■ **DIRECTIONS**
Return the records exactly as they are.

[Chart and figure data]
** BEGIN **

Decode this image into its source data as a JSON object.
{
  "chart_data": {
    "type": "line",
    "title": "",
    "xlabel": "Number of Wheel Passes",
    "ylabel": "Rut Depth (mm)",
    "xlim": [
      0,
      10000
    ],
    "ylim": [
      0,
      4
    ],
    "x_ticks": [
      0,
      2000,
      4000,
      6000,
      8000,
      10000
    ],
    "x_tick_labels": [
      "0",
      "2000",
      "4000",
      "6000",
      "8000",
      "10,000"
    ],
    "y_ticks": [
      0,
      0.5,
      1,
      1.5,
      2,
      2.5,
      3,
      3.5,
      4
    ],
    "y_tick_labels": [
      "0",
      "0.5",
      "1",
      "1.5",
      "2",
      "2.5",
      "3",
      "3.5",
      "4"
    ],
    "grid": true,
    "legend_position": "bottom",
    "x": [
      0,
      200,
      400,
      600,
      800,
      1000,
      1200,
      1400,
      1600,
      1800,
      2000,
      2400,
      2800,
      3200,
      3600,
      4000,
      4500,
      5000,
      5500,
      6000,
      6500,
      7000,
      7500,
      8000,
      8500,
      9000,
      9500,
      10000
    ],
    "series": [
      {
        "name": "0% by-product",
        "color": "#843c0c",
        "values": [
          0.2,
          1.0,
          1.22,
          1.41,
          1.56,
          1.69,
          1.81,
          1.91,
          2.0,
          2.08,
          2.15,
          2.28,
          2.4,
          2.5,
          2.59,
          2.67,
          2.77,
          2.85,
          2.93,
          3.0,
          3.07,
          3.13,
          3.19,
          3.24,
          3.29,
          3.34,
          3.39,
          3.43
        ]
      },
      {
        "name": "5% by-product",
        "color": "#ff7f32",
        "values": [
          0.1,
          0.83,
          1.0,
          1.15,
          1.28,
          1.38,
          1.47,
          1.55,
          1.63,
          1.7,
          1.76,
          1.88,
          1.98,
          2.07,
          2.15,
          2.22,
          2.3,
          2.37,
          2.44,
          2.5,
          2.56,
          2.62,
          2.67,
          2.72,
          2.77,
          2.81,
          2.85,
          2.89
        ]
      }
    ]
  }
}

** END **

■ **ANSWER**
Decode this image into its source data as a JSON object.
{
  "chart_data": {
    "type": "line",
    "title": "",
    "xlabel": "Number of Wheel Passes",
    "ylabel": "Rut Depth (mm)",
    "xlim": [
      0,
      10000
    ],
    "ylim": [
      0,
      4
    ],
    "x_ticks": [
      0,
      2000,
      4000,
      6000,
      8000,
      10000
    ],
    "x_tick_labels": [
      "0",
      "2000",
      "4000",
      "6000",
      "8000",
      "10,000"
    ],
    "y_ticks": [
      0,
      0.5,
      1,
      1.5,
      2,
      2.5,
      3,
      3.5,
      4
    ],
    "y_tick_labels": [
      "0",
      "0.5",
      "1",
      "1.5",
      "2",
      "2.5",
      "3",
      "3.5",
      "4"
    ],
    "grid": true,
    "legend_position": "bottom",
    "x": [
      0,
      200,
      400,
      600,
      800,
      1000,
      1200,
      1400,
      1600,
      1800,
      2000,
      2400,
      2800,
      3200,
      3600,
      4000,
      4500,
      5000,
      5500,
      6000,
      6500,
      7000,
      7500,
      8000,
      8500,
      9000,
      9500,
      10000
    ],
    "series": [
      {
        "name": "0% by-product",
        "color": "#843c0c",
        "values": [
          0.2,
          1.0,
          1.22,
          1.41,
          1.56,
          1.69,
          1.81,
          1.91,
          2.0,
          2.08,
          2.15,
          2.28,
          2.4,
          2.5,
          2.59,
          2.67,
          2.77,
          2.85,
          2.93,
          3.0,
          3.07,
          3.13,
          3.19,
          3.24,
          3.29,
          3.34,
          3.39,
          3.43
        ]
      },
      {
        "name": "5% by-product",
        "color": "#ff7f32",
        "values": [
          0.1,
          0.83,
          1.0,
          1.15,
          1.28,
          1.38,
          1.47,
          1.55,
          1.63,
          1.7,
          1.76,
          1.88,
          1.98,
          2.07,
          2.15,
          2.22,
          2.3,
          2.37,
          2.44,
          2.5,
          2.56,
          2.62,
          2.67,
          2.72,
          2.77,
          2.81,
          2.85,
          2.89
        ]
      }
    ]
  }
}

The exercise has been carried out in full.